--- begin Recorded information ---

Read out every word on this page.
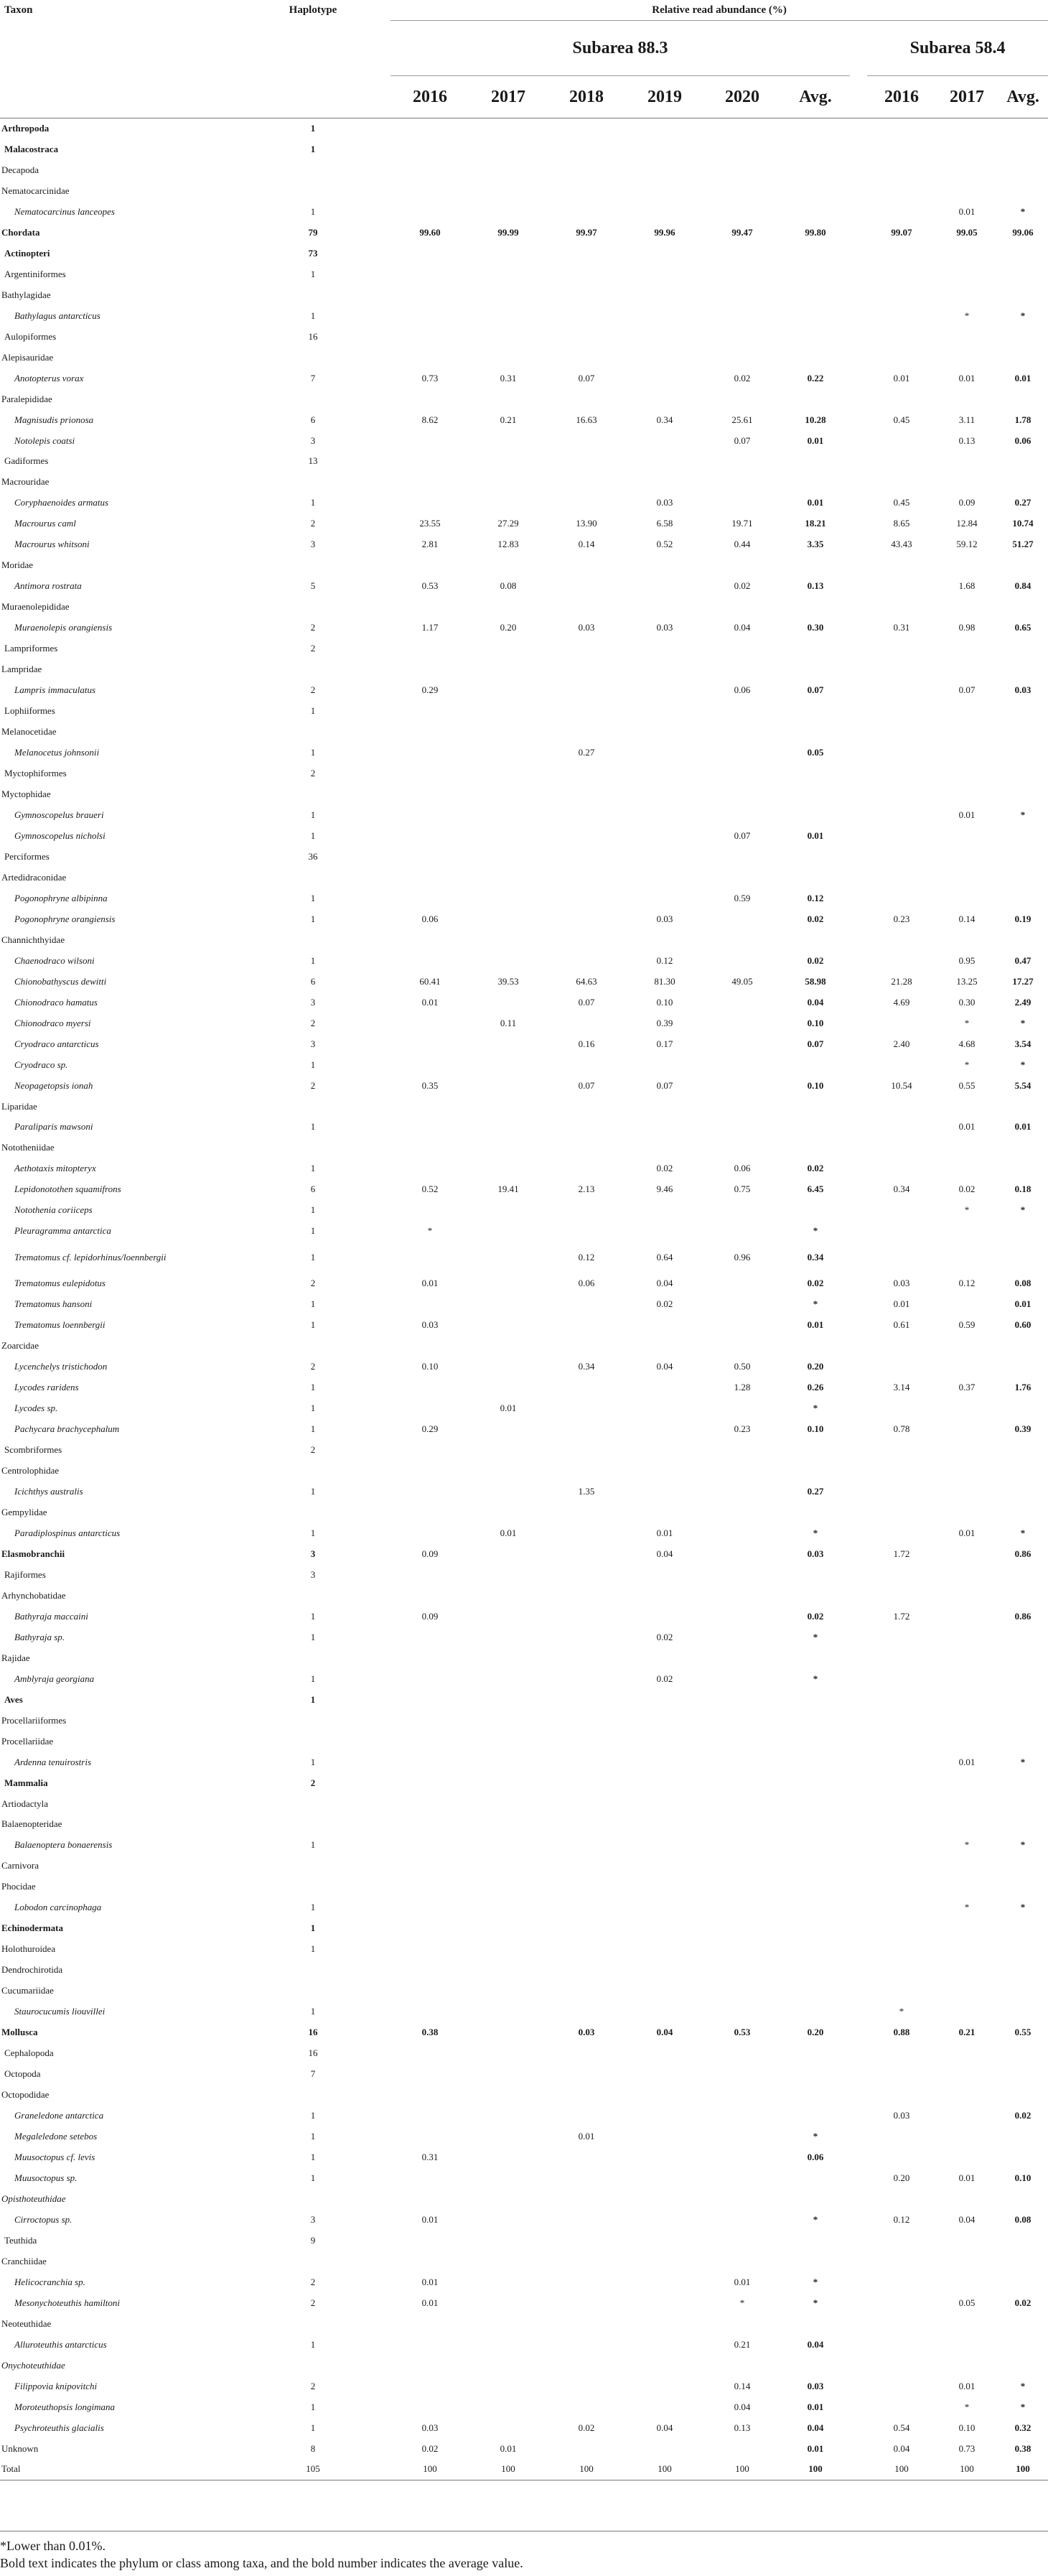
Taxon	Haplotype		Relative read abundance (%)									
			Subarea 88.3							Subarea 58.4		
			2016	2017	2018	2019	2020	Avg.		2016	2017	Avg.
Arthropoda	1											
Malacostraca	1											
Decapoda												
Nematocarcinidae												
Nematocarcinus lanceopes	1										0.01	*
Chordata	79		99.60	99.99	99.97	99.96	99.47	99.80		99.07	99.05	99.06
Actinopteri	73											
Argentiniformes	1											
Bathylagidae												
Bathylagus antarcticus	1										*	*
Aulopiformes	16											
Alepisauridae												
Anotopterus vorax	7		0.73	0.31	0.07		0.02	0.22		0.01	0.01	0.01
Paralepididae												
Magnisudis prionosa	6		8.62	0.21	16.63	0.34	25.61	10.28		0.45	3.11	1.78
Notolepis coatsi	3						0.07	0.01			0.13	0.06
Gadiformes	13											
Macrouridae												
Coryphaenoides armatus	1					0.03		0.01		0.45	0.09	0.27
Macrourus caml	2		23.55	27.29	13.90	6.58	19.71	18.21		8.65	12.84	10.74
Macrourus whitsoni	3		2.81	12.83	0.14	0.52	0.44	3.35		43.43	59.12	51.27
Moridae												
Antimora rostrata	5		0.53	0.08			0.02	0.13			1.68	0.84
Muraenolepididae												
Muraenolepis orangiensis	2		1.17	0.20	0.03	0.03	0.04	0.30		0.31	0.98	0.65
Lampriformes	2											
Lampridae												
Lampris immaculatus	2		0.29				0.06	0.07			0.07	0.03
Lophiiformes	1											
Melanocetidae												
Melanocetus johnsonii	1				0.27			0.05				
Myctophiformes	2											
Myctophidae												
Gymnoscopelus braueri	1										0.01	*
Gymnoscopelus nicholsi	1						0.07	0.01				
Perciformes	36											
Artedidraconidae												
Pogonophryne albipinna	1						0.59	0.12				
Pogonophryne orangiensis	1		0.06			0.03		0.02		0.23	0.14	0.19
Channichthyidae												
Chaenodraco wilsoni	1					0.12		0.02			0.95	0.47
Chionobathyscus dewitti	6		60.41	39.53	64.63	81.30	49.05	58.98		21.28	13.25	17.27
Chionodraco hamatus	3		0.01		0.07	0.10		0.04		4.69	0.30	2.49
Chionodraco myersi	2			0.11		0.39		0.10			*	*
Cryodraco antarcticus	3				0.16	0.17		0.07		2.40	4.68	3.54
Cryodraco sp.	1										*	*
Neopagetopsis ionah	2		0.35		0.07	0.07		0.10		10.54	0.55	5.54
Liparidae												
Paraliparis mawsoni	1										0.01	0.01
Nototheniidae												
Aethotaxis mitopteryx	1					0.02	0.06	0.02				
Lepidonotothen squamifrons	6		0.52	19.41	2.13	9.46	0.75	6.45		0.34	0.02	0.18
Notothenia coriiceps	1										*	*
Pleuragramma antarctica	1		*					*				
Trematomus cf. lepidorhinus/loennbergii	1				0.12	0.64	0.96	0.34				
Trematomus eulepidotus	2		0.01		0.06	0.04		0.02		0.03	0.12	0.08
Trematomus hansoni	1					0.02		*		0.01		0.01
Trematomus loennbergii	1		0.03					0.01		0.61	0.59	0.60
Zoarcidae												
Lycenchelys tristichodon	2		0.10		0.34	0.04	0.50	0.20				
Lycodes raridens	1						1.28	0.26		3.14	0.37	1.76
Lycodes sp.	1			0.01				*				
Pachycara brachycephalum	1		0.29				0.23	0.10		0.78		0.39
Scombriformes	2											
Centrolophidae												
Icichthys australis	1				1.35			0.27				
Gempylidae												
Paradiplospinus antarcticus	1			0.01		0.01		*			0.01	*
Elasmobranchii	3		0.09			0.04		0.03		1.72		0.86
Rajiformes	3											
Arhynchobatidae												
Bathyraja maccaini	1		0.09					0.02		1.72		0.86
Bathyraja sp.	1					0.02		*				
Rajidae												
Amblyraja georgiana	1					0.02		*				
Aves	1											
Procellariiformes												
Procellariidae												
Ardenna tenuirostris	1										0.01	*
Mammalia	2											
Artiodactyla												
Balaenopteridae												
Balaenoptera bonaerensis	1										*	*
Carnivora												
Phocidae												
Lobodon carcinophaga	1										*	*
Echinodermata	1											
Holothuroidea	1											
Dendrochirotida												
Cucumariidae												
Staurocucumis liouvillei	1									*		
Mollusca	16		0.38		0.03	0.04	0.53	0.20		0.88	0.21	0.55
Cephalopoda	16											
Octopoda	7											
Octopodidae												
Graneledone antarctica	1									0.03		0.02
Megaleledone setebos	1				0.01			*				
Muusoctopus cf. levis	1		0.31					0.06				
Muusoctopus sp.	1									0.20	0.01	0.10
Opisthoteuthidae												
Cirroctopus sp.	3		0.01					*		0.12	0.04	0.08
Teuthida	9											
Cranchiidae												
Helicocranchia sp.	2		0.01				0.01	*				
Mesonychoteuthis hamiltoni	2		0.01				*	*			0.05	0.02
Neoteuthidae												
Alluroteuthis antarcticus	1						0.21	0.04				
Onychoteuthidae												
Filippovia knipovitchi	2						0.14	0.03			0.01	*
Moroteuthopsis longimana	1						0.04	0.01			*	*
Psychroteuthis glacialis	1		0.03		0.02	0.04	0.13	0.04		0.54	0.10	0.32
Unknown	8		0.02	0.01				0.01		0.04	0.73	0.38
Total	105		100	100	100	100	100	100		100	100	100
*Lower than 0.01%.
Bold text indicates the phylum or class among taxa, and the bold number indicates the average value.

--- end Recorded information ---

What to do: Look for the word "Trematomus" and return every line where it occurs.

Exercise solution:
Trematomus cf. lepidorhinus/loennbergii	1				0.12	0.64	0.96	0.34				
Trematomus eulepidotus	2		0.01		0.06	0.04		0.02		0.03	0.12	0.08
Trematomus hansoni	1					0.02		*		0.01		0.01
Trematomus loennbergii	1		0.03					0.01		0.61	0.59	0.60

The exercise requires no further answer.